(AIM OF THE TASK)
Make an exact copy of the entries, and keep any pictures out of it.

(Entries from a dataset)
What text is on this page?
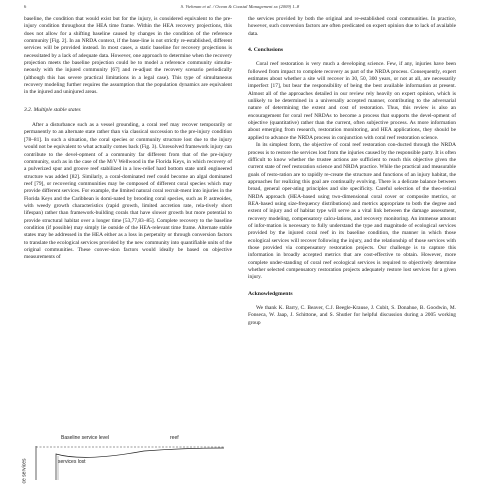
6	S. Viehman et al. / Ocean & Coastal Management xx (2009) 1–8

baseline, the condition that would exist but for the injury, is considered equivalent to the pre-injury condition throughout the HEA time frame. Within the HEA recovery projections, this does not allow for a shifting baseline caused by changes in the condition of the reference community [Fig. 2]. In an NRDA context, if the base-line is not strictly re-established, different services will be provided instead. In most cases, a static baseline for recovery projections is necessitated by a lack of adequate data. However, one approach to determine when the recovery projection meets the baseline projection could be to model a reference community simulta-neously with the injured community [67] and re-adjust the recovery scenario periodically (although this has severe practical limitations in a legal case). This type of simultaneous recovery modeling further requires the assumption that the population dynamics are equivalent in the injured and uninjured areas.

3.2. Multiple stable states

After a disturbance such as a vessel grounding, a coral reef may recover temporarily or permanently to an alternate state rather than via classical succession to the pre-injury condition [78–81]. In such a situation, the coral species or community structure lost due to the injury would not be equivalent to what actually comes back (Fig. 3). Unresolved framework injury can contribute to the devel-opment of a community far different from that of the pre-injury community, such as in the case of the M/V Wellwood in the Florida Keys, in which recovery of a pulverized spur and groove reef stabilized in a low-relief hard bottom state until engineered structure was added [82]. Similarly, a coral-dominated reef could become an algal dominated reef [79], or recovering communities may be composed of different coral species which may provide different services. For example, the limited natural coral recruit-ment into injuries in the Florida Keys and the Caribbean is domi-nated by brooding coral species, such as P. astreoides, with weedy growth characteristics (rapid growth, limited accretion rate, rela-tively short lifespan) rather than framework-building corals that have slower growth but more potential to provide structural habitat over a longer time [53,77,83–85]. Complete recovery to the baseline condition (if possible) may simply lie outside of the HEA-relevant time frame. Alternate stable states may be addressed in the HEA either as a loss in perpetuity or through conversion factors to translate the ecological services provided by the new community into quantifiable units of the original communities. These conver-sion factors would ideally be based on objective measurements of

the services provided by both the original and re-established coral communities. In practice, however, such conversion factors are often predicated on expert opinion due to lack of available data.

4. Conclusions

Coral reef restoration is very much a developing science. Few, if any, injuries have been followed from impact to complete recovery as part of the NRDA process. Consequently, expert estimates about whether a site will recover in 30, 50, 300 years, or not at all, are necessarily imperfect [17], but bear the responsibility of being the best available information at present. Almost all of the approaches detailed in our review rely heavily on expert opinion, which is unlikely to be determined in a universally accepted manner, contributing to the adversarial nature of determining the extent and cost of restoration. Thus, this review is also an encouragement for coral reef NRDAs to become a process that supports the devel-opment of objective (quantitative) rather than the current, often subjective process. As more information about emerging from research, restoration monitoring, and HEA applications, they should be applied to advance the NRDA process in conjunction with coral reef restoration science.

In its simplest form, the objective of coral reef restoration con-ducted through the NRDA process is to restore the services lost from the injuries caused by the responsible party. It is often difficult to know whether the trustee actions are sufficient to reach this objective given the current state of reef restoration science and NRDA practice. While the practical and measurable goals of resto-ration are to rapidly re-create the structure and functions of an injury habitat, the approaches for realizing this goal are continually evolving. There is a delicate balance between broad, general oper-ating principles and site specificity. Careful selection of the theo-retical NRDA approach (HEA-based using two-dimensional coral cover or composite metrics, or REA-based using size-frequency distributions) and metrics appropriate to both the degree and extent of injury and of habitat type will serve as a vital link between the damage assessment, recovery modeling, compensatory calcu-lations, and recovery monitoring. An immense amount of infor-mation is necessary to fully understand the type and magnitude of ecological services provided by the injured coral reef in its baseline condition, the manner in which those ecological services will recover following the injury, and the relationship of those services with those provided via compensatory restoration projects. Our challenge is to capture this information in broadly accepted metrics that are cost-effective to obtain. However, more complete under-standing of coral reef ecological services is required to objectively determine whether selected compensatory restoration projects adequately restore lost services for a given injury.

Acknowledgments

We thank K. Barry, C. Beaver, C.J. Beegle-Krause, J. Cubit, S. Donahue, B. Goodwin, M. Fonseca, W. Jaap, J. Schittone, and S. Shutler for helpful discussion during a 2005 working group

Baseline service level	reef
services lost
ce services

(EXERCISE RESULT)
What text is on this page?
6	S. Viehman et al. / Ocean & Coastal Management xx (2009) 1–8

baseline, the condition that would exist but for the injury, is considered equivalent to the pre-injury condition throughout the HEA time frame. Within the HEA recovery projections, this does not allow for a shifting baseline caused by changes in the condition of the reference community [Fig. 2]. In an NRDA context, if the base-line is not strictly re-established, different services will be provided instead. In most cases, a static baseline for recovery projections is necessitated by a lack of adequate data. However, one approach to determine when the recovery projection meets the baseline projection could be to model a reference community simulta-neously with the injured community [67] and re-adjust the recovery scenario periodically (although this has severe practical limitations in a legal case). This type of simultaneous recovery modeling further requires the assumption that the population dynamics are equivalent in the injured and uninjured areas.

3.2. Multiple stable states

After a disturbance such as a vessel grounding, a coral reef may recover temporarily or permanently to an alternate state rather than via classical succession to the pre-injury condition [78–81]. In such a situation, the coral species or community structure lost due to the injury would not be equivalent to what actually comes back (Fig. 3). Unresolved framework injury can contribute to the devel-opment of a community far different from that of the pre-injury community, such as in the case of the M/V Wellwood in the Florida Keys, in which recovery of a pulverized spur and groove reef stabilized in a low-relief hard bottom state until engineered structure was added [82]. Similarly, a coral-dominated reef could become an algal dominated reef [79], or recovering communities may be composed of different coral species which may provide different services. For example, the limited natural coral recruit-ment into injuries in the Florida Keys and the Caribbean is domi-nated by brooding coral species, such as P. astreoides, with weedy growth characteristics (rapid growth, limited accretion rate, rela-tively short lifespan) rather than framework-building corals that have slower growth but more potential to provide structural habitat over a longer time [53,77,83–85]. Complete recovery to the baseline condition (if possible) may simply lie outside of the HEA-relevant time frame. Alternate stable states may be addressed in the HEA either as a loss in perpetuity or through conversion factors to translate the ecological services provided by the new community into quantifiable units of the original communities. These conver-sion factors would ideally be based on objective measurements of

the services provided by both the original and re-established coral communities. In practice, however, such conversion factors are often predicated on expert opinion due to lack of available data.

4. Conclusions

Coral reef restoration is very much a developing science. Few, if any, injuries have been followed from impact to complete recovery as part of the NRDA process. Consequently, expert estimates about whether a site will recover in 30, 50, 300 years, or not at all, are necessarily imperfect [17], but bear the responsibility of being the best available information at present. Almost all of the approaches detailed in our review rely heavily on expert opinion, which is unlikely to be determined in a universally accepted manner, contributing to the adversarial nature of determining the extent and cost of restoration. Thus, this review is also an encouragement for coral reef NRDAs to become a process that supports the devel-opment of objective (quantitative) rather than the current, often subjective process. As more information about emerging from research, restoration monitoring, and HEA applications, they should be applied to advance the NRDA process in conjunction with coral reef restoration science.

In its simplest form, the objective of coral reef restoration con-ducted through the NRDA process is to restore the services lost from the injuries caused by the responsible party. It is often difficult to know whether the trustee actions are sufficient to reach this objective given the current state of reef restoration science and NRDA practice. While the practical and measurable goals of resto-ration are to rapidly re-create the structure and functions of an injury habitat, the approaches for realizing this goal are continually evolving. There is a delicate balance between broad, general oper-ating principles and site specificity. Careful selection of the theo-retical NRDA approach (HEA-based using two-dimensional coral cover or composite metrics, or REA-based using size-frequency distributions) and metrics appropriate to both the degree and extent of injury and of habitat type will serve as a vital link between the damage assessment, recovery modeling, compensatory calcu-lations, and recovery monitoring. An immense amount of infor-mation is necessary to fully understand the type and magnitude of ecological services provided by the injured coral reef in its baseline condition, the manner in which those ecological services will recover following the injury, and the relationship of those services with those provided via compensatory restoration projects. Our challenge is to capture this information in broadly accepted metrics that are cost-effective to obtain. However, more complete under-standing of coral reef ecological services is required to objectively determine whether selected compensatory restoration projects adequately restore lost services for a given injury.

Acknowledgments

We thank K. Barry, C. Beaver, C.J. Beegle-Krause, J. Cubit, S. Donahue, B. Goodwin, M. Fonseca, W. Jaap, J. Schittone, and S. Shutler for helpful discussion during a 2005 working group

Baseline service level	reef
services lost
ce services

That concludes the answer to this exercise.